### Task details
Find all lines in the records that include the word "phone", and copy them out.

-- start Material for this exercise --

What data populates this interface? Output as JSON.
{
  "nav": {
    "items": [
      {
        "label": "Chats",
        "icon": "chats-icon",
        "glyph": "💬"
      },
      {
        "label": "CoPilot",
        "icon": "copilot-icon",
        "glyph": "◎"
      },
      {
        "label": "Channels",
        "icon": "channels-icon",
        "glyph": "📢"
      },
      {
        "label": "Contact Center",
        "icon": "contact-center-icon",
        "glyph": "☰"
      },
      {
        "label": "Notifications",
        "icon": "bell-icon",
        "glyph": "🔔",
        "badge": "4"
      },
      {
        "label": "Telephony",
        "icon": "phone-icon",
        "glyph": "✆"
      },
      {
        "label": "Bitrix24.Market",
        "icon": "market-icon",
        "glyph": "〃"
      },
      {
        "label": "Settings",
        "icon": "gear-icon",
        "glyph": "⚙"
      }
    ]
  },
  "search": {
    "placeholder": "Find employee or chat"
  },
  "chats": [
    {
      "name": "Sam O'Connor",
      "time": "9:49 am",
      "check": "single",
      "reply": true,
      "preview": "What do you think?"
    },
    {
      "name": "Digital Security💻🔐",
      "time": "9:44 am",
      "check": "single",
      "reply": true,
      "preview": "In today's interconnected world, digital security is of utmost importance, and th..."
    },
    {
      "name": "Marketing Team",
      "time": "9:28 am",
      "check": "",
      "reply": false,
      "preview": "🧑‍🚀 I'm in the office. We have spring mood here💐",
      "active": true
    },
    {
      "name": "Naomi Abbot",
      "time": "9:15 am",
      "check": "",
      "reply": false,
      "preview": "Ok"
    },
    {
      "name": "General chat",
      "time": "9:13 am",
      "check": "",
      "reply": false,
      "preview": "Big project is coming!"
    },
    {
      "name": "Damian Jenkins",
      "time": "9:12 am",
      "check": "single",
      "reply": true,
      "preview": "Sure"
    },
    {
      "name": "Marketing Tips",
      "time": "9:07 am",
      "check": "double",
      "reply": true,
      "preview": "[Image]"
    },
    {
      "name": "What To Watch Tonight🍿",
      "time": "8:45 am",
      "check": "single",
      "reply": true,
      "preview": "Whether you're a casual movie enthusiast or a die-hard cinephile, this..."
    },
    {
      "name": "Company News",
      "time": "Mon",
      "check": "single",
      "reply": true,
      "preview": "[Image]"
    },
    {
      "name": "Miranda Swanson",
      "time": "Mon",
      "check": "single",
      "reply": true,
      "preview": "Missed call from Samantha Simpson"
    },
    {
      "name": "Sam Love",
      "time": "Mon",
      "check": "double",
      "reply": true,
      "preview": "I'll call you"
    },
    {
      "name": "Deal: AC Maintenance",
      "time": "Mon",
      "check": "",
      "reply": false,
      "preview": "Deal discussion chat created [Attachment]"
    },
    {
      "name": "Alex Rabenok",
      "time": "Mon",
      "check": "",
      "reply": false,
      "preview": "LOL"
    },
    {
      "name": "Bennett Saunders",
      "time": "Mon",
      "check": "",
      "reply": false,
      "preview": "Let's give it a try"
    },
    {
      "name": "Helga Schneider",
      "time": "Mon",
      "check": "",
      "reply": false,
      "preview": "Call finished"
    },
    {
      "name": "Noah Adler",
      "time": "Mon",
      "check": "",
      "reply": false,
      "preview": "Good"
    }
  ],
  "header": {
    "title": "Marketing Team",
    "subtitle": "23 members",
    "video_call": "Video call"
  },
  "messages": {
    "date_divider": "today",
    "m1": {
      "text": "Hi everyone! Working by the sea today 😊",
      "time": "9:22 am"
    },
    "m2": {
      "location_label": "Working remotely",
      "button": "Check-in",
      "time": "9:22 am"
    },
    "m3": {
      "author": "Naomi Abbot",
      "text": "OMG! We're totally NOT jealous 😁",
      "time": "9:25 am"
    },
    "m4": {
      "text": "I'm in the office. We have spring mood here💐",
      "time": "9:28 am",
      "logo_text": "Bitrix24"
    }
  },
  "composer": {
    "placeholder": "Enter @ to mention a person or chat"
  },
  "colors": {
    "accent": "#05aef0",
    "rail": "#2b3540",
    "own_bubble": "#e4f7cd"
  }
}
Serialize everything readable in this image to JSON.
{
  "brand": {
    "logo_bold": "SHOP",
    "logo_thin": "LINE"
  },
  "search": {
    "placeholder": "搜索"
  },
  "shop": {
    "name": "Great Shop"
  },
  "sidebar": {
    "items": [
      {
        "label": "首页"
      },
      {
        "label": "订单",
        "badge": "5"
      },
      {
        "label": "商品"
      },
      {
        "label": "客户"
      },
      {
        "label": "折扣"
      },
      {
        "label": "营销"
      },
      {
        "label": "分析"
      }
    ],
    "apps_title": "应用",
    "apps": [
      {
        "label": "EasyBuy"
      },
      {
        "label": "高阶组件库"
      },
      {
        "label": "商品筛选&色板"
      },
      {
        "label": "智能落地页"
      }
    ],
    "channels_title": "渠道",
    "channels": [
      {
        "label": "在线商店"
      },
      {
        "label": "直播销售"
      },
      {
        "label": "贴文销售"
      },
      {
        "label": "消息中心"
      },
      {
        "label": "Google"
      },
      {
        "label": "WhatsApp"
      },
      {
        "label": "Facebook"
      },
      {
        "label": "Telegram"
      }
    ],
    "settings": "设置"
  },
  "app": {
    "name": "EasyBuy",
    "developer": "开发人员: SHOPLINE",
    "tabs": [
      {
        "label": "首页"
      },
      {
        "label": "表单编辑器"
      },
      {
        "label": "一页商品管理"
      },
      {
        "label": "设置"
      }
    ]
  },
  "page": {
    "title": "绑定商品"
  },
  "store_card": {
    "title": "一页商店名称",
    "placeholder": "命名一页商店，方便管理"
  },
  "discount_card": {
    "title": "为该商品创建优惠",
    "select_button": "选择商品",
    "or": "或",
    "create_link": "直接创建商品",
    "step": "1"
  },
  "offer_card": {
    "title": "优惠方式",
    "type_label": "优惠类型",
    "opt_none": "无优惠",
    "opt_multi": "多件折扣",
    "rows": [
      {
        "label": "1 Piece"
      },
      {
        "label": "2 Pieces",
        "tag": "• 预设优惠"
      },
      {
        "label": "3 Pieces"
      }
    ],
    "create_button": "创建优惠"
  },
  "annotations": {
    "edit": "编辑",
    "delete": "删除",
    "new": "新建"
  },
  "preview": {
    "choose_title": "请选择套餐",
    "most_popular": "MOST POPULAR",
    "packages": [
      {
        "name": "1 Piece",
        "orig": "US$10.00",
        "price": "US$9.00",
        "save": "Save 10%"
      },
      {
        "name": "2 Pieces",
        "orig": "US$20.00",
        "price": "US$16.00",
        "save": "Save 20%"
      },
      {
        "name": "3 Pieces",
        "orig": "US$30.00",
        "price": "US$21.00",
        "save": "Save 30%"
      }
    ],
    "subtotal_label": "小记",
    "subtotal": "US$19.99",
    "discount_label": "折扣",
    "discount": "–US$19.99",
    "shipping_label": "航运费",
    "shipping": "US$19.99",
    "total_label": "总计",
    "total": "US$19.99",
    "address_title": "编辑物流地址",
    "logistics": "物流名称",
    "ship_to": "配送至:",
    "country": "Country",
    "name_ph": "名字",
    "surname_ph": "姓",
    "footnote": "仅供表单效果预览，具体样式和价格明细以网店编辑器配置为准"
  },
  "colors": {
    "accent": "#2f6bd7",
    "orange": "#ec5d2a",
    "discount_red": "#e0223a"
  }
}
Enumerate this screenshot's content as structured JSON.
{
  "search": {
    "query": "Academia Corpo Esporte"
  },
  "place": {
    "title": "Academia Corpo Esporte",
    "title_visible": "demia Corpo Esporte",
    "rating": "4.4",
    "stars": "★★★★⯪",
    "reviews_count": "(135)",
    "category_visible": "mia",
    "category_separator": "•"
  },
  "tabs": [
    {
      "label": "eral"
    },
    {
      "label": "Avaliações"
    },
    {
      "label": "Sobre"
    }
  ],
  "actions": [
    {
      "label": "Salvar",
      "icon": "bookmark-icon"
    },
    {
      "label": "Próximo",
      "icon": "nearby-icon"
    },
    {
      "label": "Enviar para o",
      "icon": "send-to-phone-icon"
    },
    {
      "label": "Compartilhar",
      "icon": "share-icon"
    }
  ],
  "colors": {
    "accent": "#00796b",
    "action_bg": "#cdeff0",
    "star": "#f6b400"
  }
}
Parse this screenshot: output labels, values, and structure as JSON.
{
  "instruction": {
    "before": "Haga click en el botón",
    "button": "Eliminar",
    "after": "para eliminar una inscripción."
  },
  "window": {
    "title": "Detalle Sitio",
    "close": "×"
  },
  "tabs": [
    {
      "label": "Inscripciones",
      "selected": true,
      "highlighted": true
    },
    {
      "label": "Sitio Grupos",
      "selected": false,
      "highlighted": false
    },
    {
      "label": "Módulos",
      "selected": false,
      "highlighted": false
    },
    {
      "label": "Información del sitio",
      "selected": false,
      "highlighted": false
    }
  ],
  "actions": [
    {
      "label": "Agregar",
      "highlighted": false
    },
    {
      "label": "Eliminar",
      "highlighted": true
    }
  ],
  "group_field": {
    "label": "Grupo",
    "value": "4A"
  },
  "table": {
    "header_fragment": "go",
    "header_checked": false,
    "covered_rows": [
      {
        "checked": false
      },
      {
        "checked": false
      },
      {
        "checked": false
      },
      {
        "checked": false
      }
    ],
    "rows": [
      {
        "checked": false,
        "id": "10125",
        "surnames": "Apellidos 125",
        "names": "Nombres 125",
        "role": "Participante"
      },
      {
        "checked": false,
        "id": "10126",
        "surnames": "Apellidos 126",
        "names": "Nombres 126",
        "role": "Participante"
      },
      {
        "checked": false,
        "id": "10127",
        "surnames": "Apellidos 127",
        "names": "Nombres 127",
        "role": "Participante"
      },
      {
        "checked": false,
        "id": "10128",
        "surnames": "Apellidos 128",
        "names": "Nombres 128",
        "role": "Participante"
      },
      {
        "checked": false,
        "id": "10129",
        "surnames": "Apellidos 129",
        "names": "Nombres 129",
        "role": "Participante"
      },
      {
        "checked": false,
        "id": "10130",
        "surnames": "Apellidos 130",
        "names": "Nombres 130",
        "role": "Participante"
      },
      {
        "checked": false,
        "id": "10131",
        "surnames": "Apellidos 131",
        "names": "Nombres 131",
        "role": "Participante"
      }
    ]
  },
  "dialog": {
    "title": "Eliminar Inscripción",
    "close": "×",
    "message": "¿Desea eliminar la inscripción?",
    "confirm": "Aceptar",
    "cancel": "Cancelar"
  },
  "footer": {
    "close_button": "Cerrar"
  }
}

-- end Material for this exercise --

### Exercise result
        "icon": "phone-icon",
      "icon": "send-to-phone-icon"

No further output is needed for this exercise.